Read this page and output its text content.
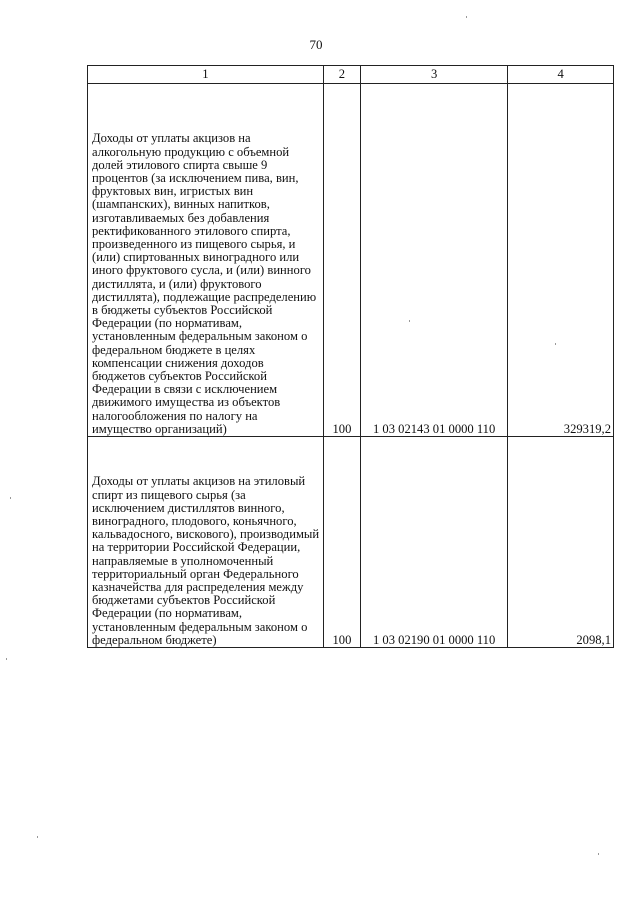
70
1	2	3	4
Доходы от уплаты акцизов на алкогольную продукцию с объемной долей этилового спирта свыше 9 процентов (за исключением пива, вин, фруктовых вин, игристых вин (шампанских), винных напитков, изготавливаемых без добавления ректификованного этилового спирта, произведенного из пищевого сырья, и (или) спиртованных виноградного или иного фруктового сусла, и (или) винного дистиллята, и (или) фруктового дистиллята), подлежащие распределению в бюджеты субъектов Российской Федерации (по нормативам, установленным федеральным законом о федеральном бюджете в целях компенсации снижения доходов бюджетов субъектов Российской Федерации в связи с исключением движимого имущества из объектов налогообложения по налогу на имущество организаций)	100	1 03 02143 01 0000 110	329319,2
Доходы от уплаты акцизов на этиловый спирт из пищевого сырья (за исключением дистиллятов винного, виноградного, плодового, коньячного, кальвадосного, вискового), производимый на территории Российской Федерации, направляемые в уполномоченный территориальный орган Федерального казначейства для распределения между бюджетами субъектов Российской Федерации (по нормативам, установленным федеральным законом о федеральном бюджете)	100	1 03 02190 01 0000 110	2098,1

TO BE DONE →
From the listing above, copy out each line where the word "Российской" appears.

RESULT FOR THIS TASK →
Доходы от уплаты акцизов на алкогольную продукцию с объемной долей этилового спирта свыше 9 процентов (за исключением пива, вин, фруктовых вин, игристых вин (шампанских), винных напитков, изготавливаемых без добавления ректификованного этилового спирта, произведенного из пищевого сырья, и (или) спиртованных виноградного или иного фруктового сусла, и (или) винного дистиллята, и (или) фруктового дистиллята), подлежащие распределению в бюджеты субъектов Российской Федерации (по нормативам, установленным федеральным законом о федеральном бюджете в целях компенсации снижения доходов бюджетов субъектов Российской Федерации в связи с исключением движимого имущества из объектов налогообложения по налогу на имущество организаций)	100	1 03 02143 01 0000 110	329319,2
Доходы от уплаты акцизов на этиловый спирт из пищевого сырья (за исключением дистиллятов винного, виноградного, плодового, коньячного, кальвадосного, вискового), производимый на территории Российской Федерации, направляемые в уполномоченный территориальный орган Федерального казначейства для распределения между бюджетами субъектов Российской Федерации (по нормативам, установленным федеральным законом о федеральном бюджете)	100	1 03 02190 01 0000 110	2098,1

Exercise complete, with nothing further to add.